-- BEGIN Provided entries --

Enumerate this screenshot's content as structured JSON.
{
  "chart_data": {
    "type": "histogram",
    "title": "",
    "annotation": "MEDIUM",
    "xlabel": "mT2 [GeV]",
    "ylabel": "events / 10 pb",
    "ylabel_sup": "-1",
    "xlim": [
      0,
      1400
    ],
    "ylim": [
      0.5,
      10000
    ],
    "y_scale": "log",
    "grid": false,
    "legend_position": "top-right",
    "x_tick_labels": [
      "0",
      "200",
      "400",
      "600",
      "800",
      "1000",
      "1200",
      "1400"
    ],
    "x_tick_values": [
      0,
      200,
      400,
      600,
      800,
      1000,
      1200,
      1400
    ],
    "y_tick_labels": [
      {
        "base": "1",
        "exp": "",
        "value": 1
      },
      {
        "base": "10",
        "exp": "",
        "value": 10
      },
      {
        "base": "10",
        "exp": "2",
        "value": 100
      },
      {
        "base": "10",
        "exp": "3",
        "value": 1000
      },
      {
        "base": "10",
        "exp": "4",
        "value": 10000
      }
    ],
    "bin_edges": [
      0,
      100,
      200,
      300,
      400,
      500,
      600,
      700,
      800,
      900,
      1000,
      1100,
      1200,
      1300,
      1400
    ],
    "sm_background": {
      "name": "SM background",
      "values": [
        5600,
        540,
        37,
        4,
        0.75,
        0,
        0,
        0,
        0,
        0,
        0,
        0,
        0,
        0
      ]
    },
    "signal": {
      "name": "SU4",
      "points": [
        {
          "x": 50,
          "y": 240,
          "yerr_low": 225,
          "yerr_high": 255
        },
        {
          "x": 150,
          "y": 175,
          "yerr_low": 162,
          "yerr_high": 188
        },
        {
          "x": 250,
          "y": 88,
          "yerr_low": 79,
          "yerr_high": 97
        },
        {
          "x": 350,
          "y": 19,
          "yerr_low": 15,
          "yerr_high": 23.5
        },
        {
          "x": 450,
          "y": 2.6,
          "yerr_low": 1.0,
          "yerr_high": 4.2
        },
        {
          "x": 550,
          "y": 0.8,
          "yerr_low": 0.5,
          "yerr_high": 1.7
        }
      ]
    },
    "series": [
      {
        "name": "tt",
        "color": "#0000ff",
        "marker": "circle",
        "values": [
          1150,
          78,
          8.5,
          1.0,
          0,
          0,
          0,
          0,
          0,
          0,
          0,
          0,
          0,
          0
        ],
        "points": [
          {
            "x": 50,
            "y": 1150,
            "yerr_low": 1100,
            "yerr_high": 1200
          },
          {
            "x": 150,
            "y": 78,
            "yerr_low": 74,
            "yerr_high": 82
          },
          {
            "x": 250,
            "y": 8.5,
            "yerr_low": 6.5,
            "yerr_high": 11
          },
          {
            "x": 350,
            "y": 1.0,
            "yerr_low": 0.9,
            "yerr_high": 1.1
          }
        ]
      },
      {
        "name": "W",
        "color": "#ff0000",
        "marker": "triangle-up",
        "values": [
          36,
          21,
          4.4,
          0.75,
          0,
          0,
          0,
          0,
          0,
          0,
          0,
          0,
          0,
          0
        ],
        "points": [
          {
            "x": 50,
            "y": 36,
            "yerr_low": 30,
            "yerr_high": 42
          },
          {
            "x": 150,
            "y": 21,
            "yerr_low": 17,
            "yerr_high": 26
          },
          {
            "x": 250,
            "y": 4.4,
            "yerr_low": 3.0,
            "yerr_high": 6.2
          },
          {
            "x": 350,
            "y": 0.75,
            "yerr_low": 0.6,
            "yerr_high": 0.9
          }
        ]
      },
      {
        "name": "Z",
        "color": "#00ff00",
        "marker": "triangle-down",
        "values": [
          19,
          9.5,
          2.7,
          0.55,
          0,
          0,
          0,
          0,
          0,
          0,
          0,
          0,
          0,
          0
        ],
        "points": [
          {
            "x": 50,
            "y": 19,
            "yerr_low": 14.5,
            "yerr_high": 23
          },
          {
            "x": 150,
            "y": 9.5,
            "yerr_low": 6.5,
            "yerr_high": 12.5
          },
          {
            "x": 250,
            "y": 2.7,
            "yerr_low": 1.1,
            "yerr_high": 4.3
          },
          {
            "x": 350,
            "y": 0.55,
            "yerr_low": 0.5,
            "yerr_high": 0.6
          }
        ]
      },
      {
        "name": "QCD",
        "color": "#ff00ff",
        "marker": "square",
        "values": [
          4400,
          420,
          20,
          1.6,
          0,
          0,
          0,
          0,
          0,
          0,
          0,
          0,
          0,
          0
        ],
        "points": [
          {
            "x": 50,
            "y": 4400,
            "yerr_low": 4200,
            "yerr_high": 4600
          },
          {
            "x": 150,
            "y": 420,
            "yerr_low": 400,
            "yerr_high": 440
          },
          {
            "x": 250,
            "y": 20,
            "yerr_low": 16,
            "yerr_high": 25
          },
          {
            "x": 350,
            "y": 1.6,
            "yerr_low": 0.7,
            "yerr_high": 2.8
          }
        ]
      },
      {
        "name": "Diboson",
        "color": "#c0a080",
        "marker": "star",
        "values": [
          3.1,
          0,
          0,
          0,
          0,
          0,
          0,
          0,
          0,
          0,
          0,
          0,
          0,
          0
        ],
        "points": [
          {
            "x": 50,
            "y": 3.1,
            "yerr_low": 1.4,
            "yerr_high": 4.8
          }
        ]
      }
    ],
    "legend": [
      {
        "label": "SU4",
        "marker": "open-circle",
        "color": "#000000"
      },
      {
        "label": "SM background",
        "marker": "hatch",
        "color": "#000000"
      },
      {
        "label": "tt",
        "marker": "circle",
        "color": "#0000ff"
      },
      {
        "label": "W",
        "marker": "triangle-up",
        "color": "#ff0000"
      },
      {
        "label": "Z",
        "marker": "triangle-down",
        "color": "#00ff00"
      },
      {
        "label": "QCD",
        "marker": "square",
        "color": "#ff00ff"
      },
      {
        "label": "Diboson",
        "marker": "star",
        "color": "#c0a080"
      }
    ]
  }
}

-- END Provided entries --

Task requirements: Repeat the records above in full, character for character.

Answer to this problem:
Enumerate this screenshot's content as structured JSON.
{
  "chart_data": {
    "type": "histogram",
    "title": "",
    "annotation": "MEDIUM",
    "xlabel": "mT2 [GeV]",
    "ylabel": "events / 10 pb",
    "ylabel_sup": "-1",
    "xlim": [
      0,
      1400
    ],
    "ylim": [
      0.5,
      10000
    ],
    "y_scale": "log",
    "grid": false,
    "legend_position": "top-right",
    "x_tick_labels": [
      "0",
      "200",
      "400",
      "600",
      "800",
      "1000",
      "1200",
      "1400"
    ],
    "x_tick_values": [
      0,
      200,
      400,
      600,
      800,
      1000,
      1200,
      1400
    ],
    "y_tick_labels": [
      {
        "base": "1",
        "exp": "",
        "value": 1
      },
      {
        "base": "10",
        "exp": "",
        "value": 10
      },
      {
        "base": "10",
        "exp": "2",
        "value": 100
      },
      {
        "base": "10",
        "exp": "3",
        "value": 1000
      },
      {
        "base": "10",
        "exp": "4",
        "value": 10000
      }
    ],
    "bin_edges": [
      0,
      100,
      200,
      300,
      400,
      500,
      600,
      700,
      800,
      900,
      1000,
      1100,
      1200,
      1300,
      1400
    ],
    "sm_background": {
      "name": "SM background",
      "values": [
        5600,
        540,
        37,
        4,
        0.75,
        0,
        0,
        0,
        0,
        0,
        0,
        0,
        0,
        0
      ]
    },
    "signal": {
      "name": "SU4",
      "points": [
        {
          "x": 50,
          "y": 240,
          "yerr_low": 225,
          "yerr_high": 255
        },
        {
          "x": 150,
          "y": 175,
          "yerr_low": 162,
          "yerr_high": 188
        },
        {
          "x": 250,
          "y": 88,
          "yerr_low": 79,
          "yerr_high": 97
        },
        {
          "x": 350,
          "y": 19,
          "yerr_low": 15,
          "yerr_high": 23.5
        },
        {
          "x": 450,
          "y": 2.6,
          "yerr_low": 1.0,
          "yerr_high": 4.2
        },
        {
          "x": 550,
          "y": 0.8,
          "yerr_low": 0.5,
          "yerr_high": 1.7
        }
      ]
    },
    "series": [
      {
        "name": "tt",
        "color": "#0000ff",
        "marker": "circle",
        "values": [
          1150,
          78,
          8.5,
          1.0,
          0,
          0,
          0,
          0,
          0,
          0,
          0,
          0,
          0,
          0
        ],
        "points": [
          {
            "x": 50,
            "y": 1150,
            "yerr_low": 1100,
            "yerr_high": 1200
          },
          {
            "x": 150,
            "y": 78,
            "yerr_low": 74,
            "yerr_high": 82
          },
          {
            "x": 250,
            "y": 8.5,
            "yerr_low": 6.5,
            "yerr_high": 11
          },
          {
            "x": 350,
            "y": 1.0,
            "yerr_low": 0.9,
            "yerr_high": 1.1
          }
        ]
      },
      {
        "name": "W",
        "color": "#ff0000",
        "marker": "triangle-up",
        "values": [
          36,
          21,
          4.4,
          0.75,
          0,
          0,
          0,
          0,
          0,
          0,
          0,
          0,
          0,
          0
        ],
        "points": [
          {
            "x": 50,
            "y": 36,
            "yerr_low": 30,
            "yerr_high": 42
          },
          {
            "x": 150,
            "y": 21,
            "yerr_low": 17,
            "yerr_high": 26
          },
          {
            "x": 250,
            "y": 4.4,
            "yerr_low": 3.0,
            "yerr_high": 6.2
          },
          {
            "x": 350,
            "y": 0.75,
            "yerr_low": 0.6,
            "yerr_high": 0.9
          }
        ]
      },
      {
        "name": "Z",
        "color": "#00ff00",
        "marker": "triangle-down",
        "values": [
          19,
          9.5,
          2.7,
          0.55,
          0,
          0,
          0,
          0,
          0,
          0,
          0,
          0,
          0,
          0
        ],
        "points": [
          {
            "x": 50,
            "y": 19,
            "yerr_low": 14.5,
            "yerr_high": 23
          },
          {
            "x": 150,
            "y": 9.5,
            "yerr_low": 6.5,
            "yerr_high": 12.5
          },
          {
            "x": 250,
            "y": 2.7,
            "yerr_low": 1.1,
            "yerr_high": 4.3
          },
          {
            "x": 350,
            "y": 0.55,
            "yerr_low": 0.5,
            "yerr_high": 0.6
          }
        ]
      },
      {
        "name": "QCD",
        "color": "#ff00ff",
        "marker": "square",
        "values": [
          4400,
          420,
          20,
          1.6,
          0,
          0,
          0,
          0,
          0,
          0,
          0,
          0,
          0,
          0
        ],
        "points": [
          {
            "x": 50,
            "y": 4400,
            "yerr_low": 4200,
            "yerr_high": 4600
          },
          {
            "x": 150,
            "y": 420,
            "yerr_low": 400,
            "yerr_high": 440
          },
          {
            "x": 250,
            "y": 20,
            "yerr_low": 16,
            "yerr_high": 25
          },
          {
            "x": 350,
            "y": 1.6,
            "yerr_low": 0.7,
            "yerr_high": 2.8
          }
        ]
      },
      {
        "name": "Diboson",
        "color": "#c0a080",
        "marker": "star",
        "values": [
          3.1,
          0,
          0,
          0,
          0,
          0,
          0,
          0,
          0,
          0,
          0,
          0,
          0,
          0
        ],
        "points": [
          {
            "x": 50,
            "y": 3.1,
            "yerr_low": 1.4,
            "yerr_high": 4.8
          }
        ]
      }
    ],
    "legend": [
      {
        "label": "SU4",
        "marker": "open-circle",
        "color": "#000000"
      },
      {
        "label": "SM background",
        "marker": "hatch",
        "color": "#000000"
      },
      {
        "label": "tt",
        "marker": "circle",
        "color": "#0000ff"
      },
      {
        "label": "W",
        "marker": "triangle-up",
        "color": "#ff0000"
      },
      {
        "label": "Z",
        "marker": "triangle-down",
        "color": "#00ff00"
      },
      {
        "label": "QCD",
        "marker": "square",
        "color": "#ff00ff"
      },
      {
        "label": "Diboson",
        "marker": "star",
        "color": "#c0a080"
      }
    ]
  }
}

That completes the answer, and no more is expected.